■ WHAT THE TASK REQUIRES ■
Determine the number of lines that contain the word "blur", then state that number and nothing more.

(Items listed in a dataset)
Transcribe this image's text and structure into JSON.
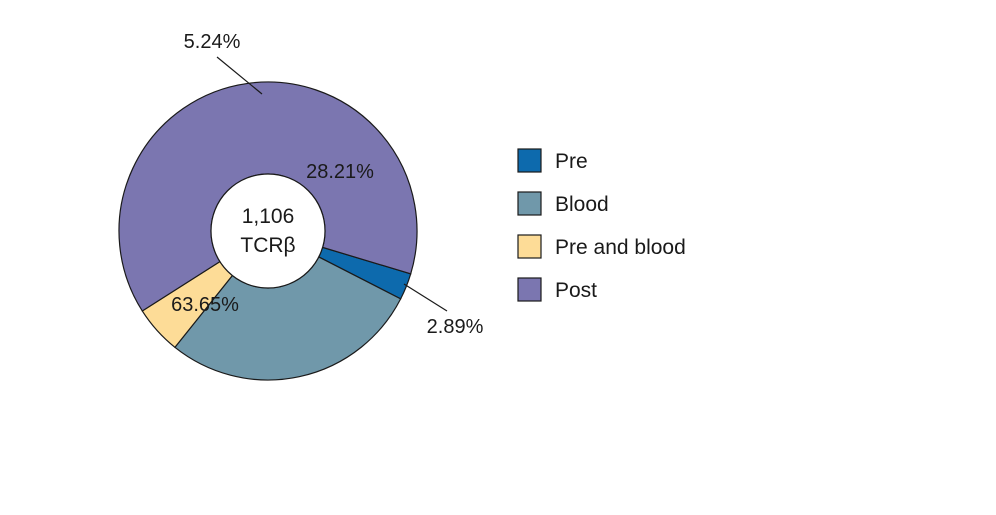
{
  "chart_data": {
    "type": "pie",
    "center_label": [
      "1,106",
      "TCRβ"
    ],
    "slices": [
      {
        "name": "Pre",
        "value": 2.89,
        "label": "2.89%",
        "color": "#0d6aad"
      },
      {
        "name": "Blood",
        "value": 28.21,
        "label": "28.21%",
        "color": "#7098aa"
      },
      {
        "name": "Pre and blood",
        "value": 5.24,
        "label": "5.24%",
        "color": "#fddc97"
      },
      {
        "name": "Post",
        "value": 63.65,
        "label": "63.65%",
        "color": "#7b76b0"
      }
    ],
    "legend_position": "right"
  }
}
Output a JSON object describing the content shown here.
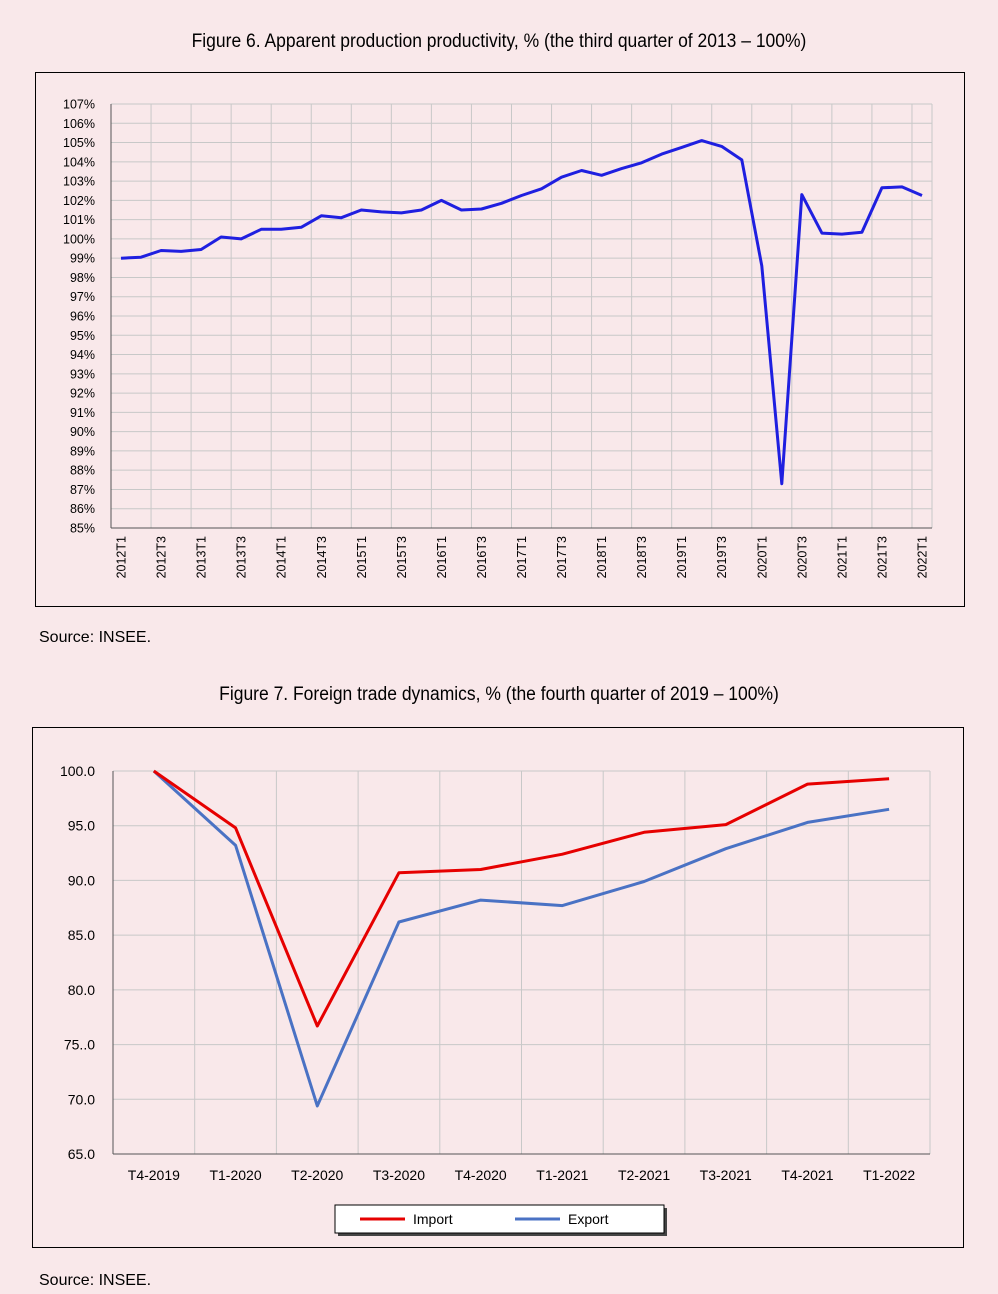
{
  "figures": [
    {
      "title": "Figure 6. Apparent production productivity, % (the third quarter of 2013 – 100%)",
      "source": "Source: INSEE."
    },
    {
      "title": "Figure 7. Foreign trade dynamics, % (the fourth quarter of 2019 – 100%)",
      "source": "Source: INSEE."
    }
  ],
  "colors": {
    "background": "#f9e8ea",
    "grid": "#c8c8c8",
    "fig6_line": "#1f1fe0",
    "import": "#e60000",
    "export": "#4a72c4"
  },
  "chart_data": [
    {
      "type": "line",
      "title": "Figure 6. Apparent production productivity, % (the third quarter of 2013 – 100%)",
      "ylim": [
        85,
        107
      ],
      "y_ticks": [
        "85%",
        "86%",
        "87%",
        "88%",
        "89%",
        "90%",
        "91%",
        "92%",
        "93%",
        "94%",
        "95%",
        "96%",
        "97%",
        "98%",
        "99%",
        "100%",
        "101%",
        "102%",
        "103%",
        "104%",
        "105%",
        "106%",
        "107%"
      ],
      "x_tick_labels": [
        "2012T1",
        "2012T3",
        "2013T1",
        "2013T3",
        "2014T1",
        "2014T3",
        "2015T1",
        "2015T3",
        "2016T1",
        "2016T3",
        "2017T1",
        "2017T3",
        "2018T1",
        "2018T3",
        "2019T1",
        "2019T3",
        "2020T1",
        "2020T3",
        "2021T1",
        "2021T3",
        "2022T1"
      ],
      "grid": true,
      "series": [
        {
          "values": [
            99.0,
            99.05,
            99.4,
            99.35,
            99.45,
            100.1,
            100.0,
            100.5,
            100.5,
            100.6,
            101.2,
            101.1,
            101.5,
            101.4,
            101.35,
            101.5,
            102.0,
            101.5,
            101.55,
            101.85,
            102.25,
            102.6,
            103.2,
            103.55,
            103.3,
            103.65,
            103.95,
            104.4,
            104.75,
            105.1,
            104.8,
            104.1,
            98.6,
            87.3,
            102.3,
            100.3,
            100.25,
            100.35,
            102.65,
            102.7,
            102.25
          ]
        }
      ]
    },
    {
      "type": "line",
      "title": "Figure 7. Foreign trade dynamics, % (the fourth quarter of 2019 – 100%)",
      "categories": [
        "T4-2019",
        "T1-2020",
        "T2-2020",
        "T3-2020",
        "T4-2020",
        "T1-2021",
        "T2-2021",
        "T3-2021",
        "T4-2021",
        "T1-2022"
      ],
      "ylim": [
        65,
        100
      ],
      "y_ticks": [
        "65.0",
        "70.0",
        "75..0",
        "80.0",
        "85.0",
        "90.0",
        "95.0",
        "100.0"
      ],
      "grid": true,
      "legend": "bottom",
      "series": [
        {
          "name": "Import",
          "values": [
            100.0,
            94.8,
            76.7,
            90.7,
            91.0,
            92.4,
            94.4,
            95.1,
            98.8,
            99.3
          ]
        },
        {
          "name": "Export",
          "values": [
            100.0,
            93.2,
            69.4,
            86.2,
            88.2,
            87.7,
            89.9,
            92.9,
            95.3,
            96.5
          ]
        }
      ]
    }
  ]
}
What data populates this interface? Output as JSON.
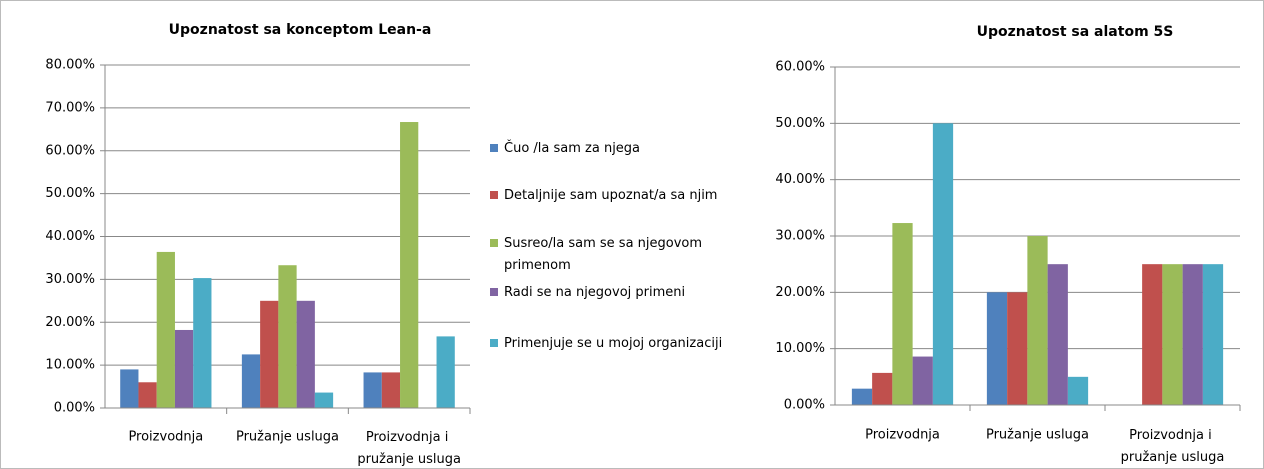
{
  "chart_data": [
    {
      "type": "bar",
      "title": "Upoznatost sa konceptom Lean-a",
      "categories": [
        "Proizvodnja",
        "Pružanje usluga",
        "Proizvodnja i pružanje usluga"
      ],
      "series": [
        {
          "name": "Čuo /la sam za njega",
          "color": "#4f81bd",
          "values": [
            9,
            12.5,
            8.3
          ]
        },
        {
          "name": "Detaljnije sam upoznat/a sa njim",
          "color": "#c0504d",
          "values": [
            6,
            25,
            8.3
          ]
        },
        {
          "name": "Susreo/la sam se sa njegovom primenom",
          "color": "#9bbb59",
          "values": [
            36.4,
            33.3,
            66.7
          ]
        },
        {
          "name": "Radi se na njegovoj primeni",
          "color": "#8064a2",
          "values": [
            18.2,
            25,
            0
          ]
        },
        {
          "name": "Primenjuje se u mojoj organizaciji",
          "color": "#4bacc6",
          "values": [
            30.3,
            3.6,
            16.7
          ]
        }
      ],
      "ylim": [
        0,
        80
      ],
      "yticks": [
        {
          "value": 0,
          "label": "0.00%"
        },
        {
          "value": 10,
          "label": "10.00%"
        },
        {
          "value": 20,
          "label": "20.00%"
        },
        {
          "value": 30,
          "label": "30.00%"
        },
        {
          "value": 40,
          "label": "40.00%"
        },
        {
          "value": 50,
          "label": "50.00%"
        },
        {
          "value": 60,
          "label": "60.00%"
        },
        {
          "value": 70,
          "label": "70.00%"
        },
        {
          "value": 80,
          "label": "80.00%"
        }
      ],
      "grid": true
    },
    {
      "type": "bar",
      "title": "Upoznatost sa alatom 5S",
      "categories": [
        "Proizvodnja",
        "Pružanje usluga",
        "Proizvodnja i pružanje usluga"
      ],
      "series": [
        {
          "color": "#4f81bd",
          "values": [
            2.9,
            20,
            0
          ]
        },
        {
          "color": "#c0504d",
          "values": [
            5.7,
            20,
            25
          ]
        },
        {
          "color": "#9bbb59",
          "values": [
            32.3,
            30,
            25
          ]
        },
        {
          "color": "#8064a2",
          "values": [
            8.6,
            25,
            25
          ]
        },
        {
          "color": "#4bacc6",
          "values": [
            50,
            5,
            25
          ]
        }
      ],
      "ylim": [
        0,
        60
      ],
      "yticks": [
        {
          "value": 0,
          "label": "0.00%"
        },
        {
          "value": 10,
          "label": "10.00%"
        },
        {
          "value": 20,
          "label": "20.00%"
        },
        {
          "value": 30,
          "label": "30.00%"
        },
        {
          "value": 40,
          "label": "40.00%"
        },
        {
          "value": 50,
          "label": "50.00%"
        },
        {
          "value": 60,
          "label": "60.00%"
        }
      ],
      "grid": true
    }
  ]
}
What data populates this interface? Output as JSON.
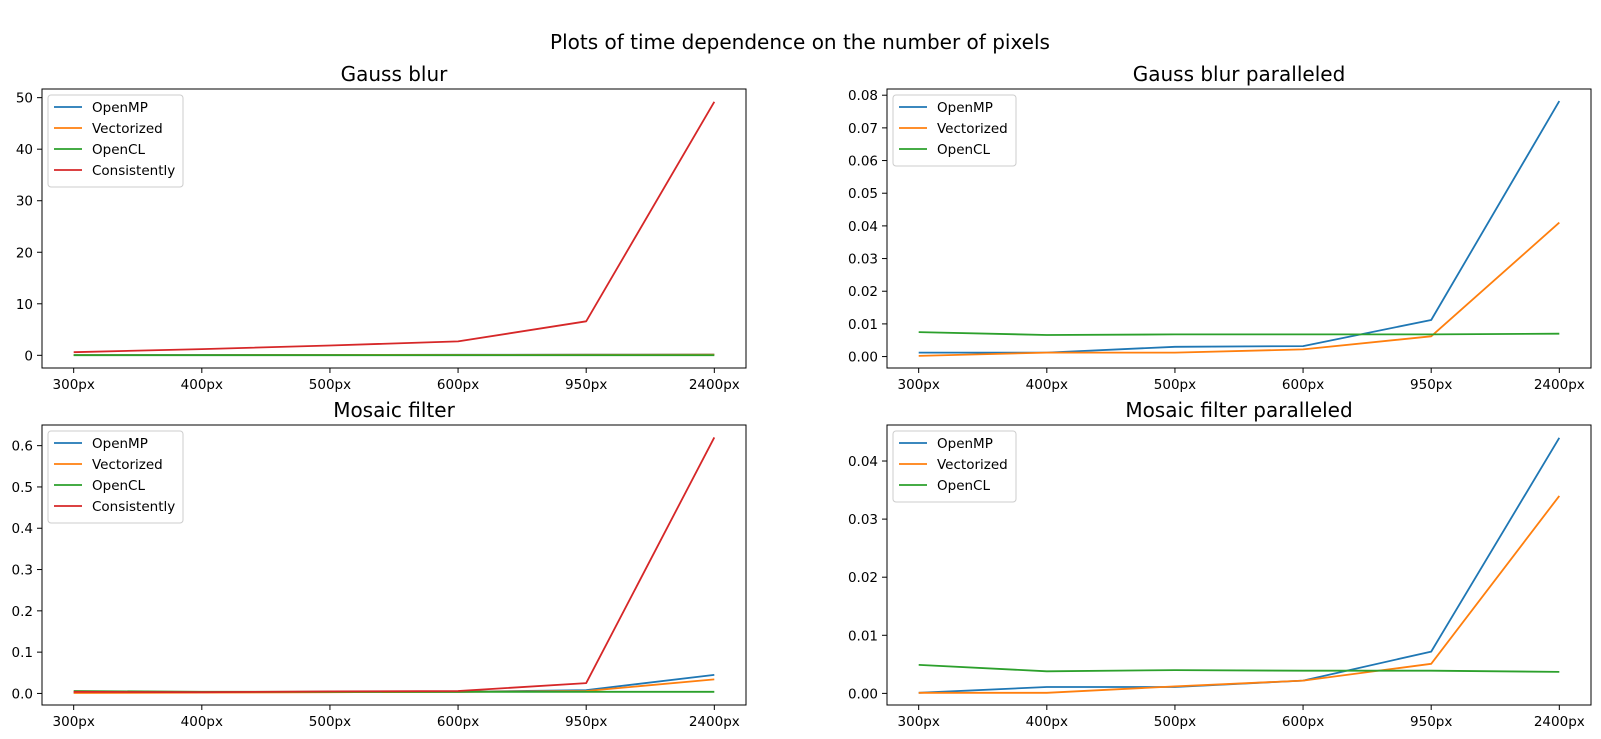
{
  "figure": {
    "suptitle": "Plots of time dependence on the number of pixels"
  },
  "chart_data": [
    {
      "type": "line",
      "title": "Gauss blur",
      "categories": [
        "300px",
        "400px",
        "500px",
        "600px",
        "950px",
        "2400px"
      ],
      "ylim": [
        -2.46,
        51.68
      ],
      "yticks": [
        0,
        10,
        20,
        30,
        40,
        50
      ],
      "yticklabels": [
        "0",
        "10",
        "20",
        "30",
        "40",
        "50"
      ],
      "legend": "upper left",
      "series": [
        {
          "name": "OpenMP",
          "color": "#1f77b4",
          "values": [
            0.05,
            0.06,
            0.08,
            0.1,
            0.12,
            0.15
          ]
        },
        {
          "name": "Vectorized",
          "color": "#ff7f0e",
          "values": [
            0.04,
            0.05,
            0.07,
            0.09,
            0.11,
            0.14
          ]
        },
        {
          "name": "OpenCL",
          "color": "#2ca02c",
          "values": [
            0.02,
            0.02,
            0.02,
            0.02,
            0.02,
            0.02
          ]
        },
        {
          "name": "Consistently",
          "color": "#d62728",
          "values": [
            0.6,
            1.2,
            1.9,
            2.7,
            6.6,
            49.2
          ]
        }
      ]
    },
    {
      "type": "line",
      "title": "Gauss blur paralleled",
      "categories": [
        "300px",
        "400px",
        "500px",
        "600px",
        "950px",
        "2400px"
      ],
      "ylim": [
        -0.0035,
        0.0819
      ],
      "yticks": [
        0,
        0.01,
        0.02,
        0.03,
        0.04,
        0.05,
        0.06,
        0.07,
        0.08
      ],
      "yticklabels": [
        "0.00",
        "0.01",
        "0.02",
        "0.03",
        "0.04",
        "0.05",
        "0.06",
        "0.07",
        "0.08"
      ],
      "legend": "upper left",
      "series": [
        {
          "name": "OpenMP",
          "color": "#1f77b4",
          "values": [
            0.0012,
            0.0012,
            0.003,
            0.0032,
            0.0112,
            0.0782
          ]
        },
        {
          "name": "Vectorized",
          "color": "#ff7f0e",
          "values": [
            0.0002,
            0.0012,
            0.0012,
            0.0022,
            0.0062,
            0.041
          ]
        },
        {
          "name": "OpenCL",
          "color": "#2ca02c",
          "values": [
            0.0075,
            0.0066,
            0.0068,
            0.0068,
            0.0068,
            0.007
          ]
        }
      ]
    },
    {
      "type": "line",
      "title": "Mosaic filter",
      "categories": [
        "300px",
        "400px",
        "500px",
        "600px",
        "950px",
        "2400px"
      ],
      "ylim": [
        -0.028,
        0.65
      ],
      "yticks": [
        0,
        0.1,
        0.2,
        0.3,
        0.4,
        0.5,
        0.6
      ],
      "yticklabels": [
        "0.0",
        "0.1",
        "0.2",
        "0.3",
        "0.4",
        "0.5",
        "0.6"
      ],
      "legend": "upper left",
      "series": [
        {
          "name": "OpenMP",
          "color": "#1f77b4",
          "values": [
            0.002,
            0.003,
            0.004,
            0.004,
            0.008,
            0.045
          ]
        },
        {
          "name": "Vectorized",
          "color": "#ff7f0e",
          "values": [
            0.001,
            0.002,
            0.003,
            0.004,
            0.006,
            0.034
          ]
        },
        {
          "name": "OpenCL",
          "color": "#2ca02c",
          "values": [
            0.006,
            0.004,
            0.004,
            0.004,
            0.004,
            0.004
          ]
        },
        {
          "name": "Consistently",
          "color": "#d62728",
          "values": [
            0.004,
            0.003,
            0.005,
            0.006,
            0.025,
            0.62
          ]
        }
      ]
    },
    {
      "type": "line",
      "title": "Mosaic filter paralleled",
      "categories": [
        "300px",
        "400px",
        "500px",
        "600px",
        "950px",
        "2400px"
      ],
      "ylim": [
        -0.002,
        0.0462
      ],
      "yticks": [
        0,
        0.01,
        0.02,
        0.03,
        0.04
      ],
      "yticklabels": [
        "0.00",
        "0.01",
        "0.02",
        "0.03",
        "0.04"
      ],
      "legend": "upper left",
      "series": [
        {
          "name": "OpenMP",
          "color": "#1f77b4",
          "values": [
            0.0001,
            0.0011,
            0.0011,
            0.0022,
            0.0072,
            0.044
          ]
        },
        {
          "name": "Vectorized",
          "color": "#ff7f0e",
          "values": [
            0.0001,
            0.0001,
            0.0012,
            0.0022,
            0.0051,
            0.034
          ]
        },
        {
          "name": "OpenCL",
          "color": "#2ca02c",
          "values": [
            0.0049,
            0.0038,
            0.004,
            0.0039,
            0.0039,
            0.0037
          ]
        }
      ]
    }
  ]
}
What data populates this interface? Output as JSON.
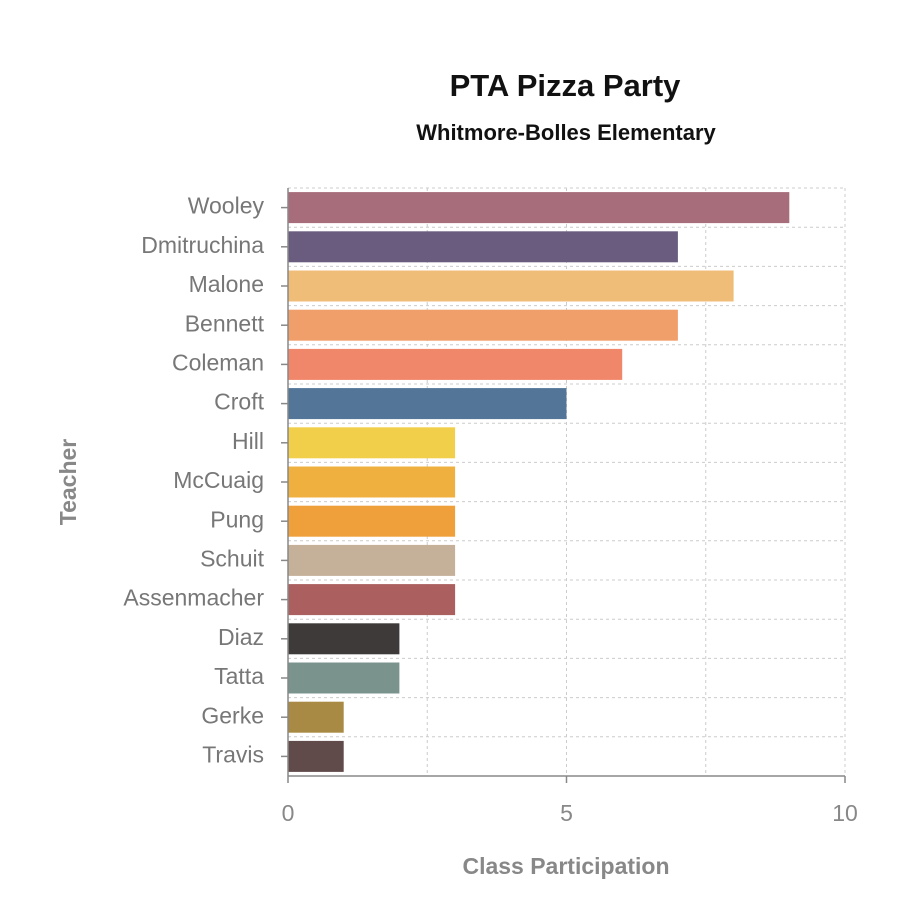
{
  "chart_data": {
    "type": "barh",
    "title": "PTA Pizza Party",
    "subtitle": "Whitmore-Bolles Elementary",
    "x_label": "Class Participation",
    "y_label": "Teacher",
    "categories": [
      "Wooley",
      "Dmitruchina",
      "Malone",
      "Bennett",
      "Coleman",
      "Croft",
      "Hill",
      "McCuaig",
      "Pung",
      "Schuit",
      "Assenmacher",
      "Diaz",
      "Tatta",
      "Gerke",
      "Travis"
    ],
    "values": [
      9,
      7,
      8,
      7,
      6,
      5,
      3,
      3,
      3,
      3,
      3,
      2,
      2,
      1,
      1
    ],
    "colors": [
      "#a76d7a",
      "#6a5c7f",
      "#f0bd78",
      "#f09e6a",
      "#f0866a",
      "#527598",
      "#f2cf4a",
      "#f0b03f",
      "#f0a03a",
      "#c5b09a",
      "#ab5f5e",
      "#3e3a3a",
      "#7a938c",
      "#a88a45",
      "#604a4a"
    ],
    "xlim": [
      0,
      10
    ],
    "xticks": [
      0,
      5,
      10
    ],
    "minor_xticks": [
      2.5,
      7.5
    ],
    "grid": true
  }
}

■ ANSWER TO THE PROBLEM ■
2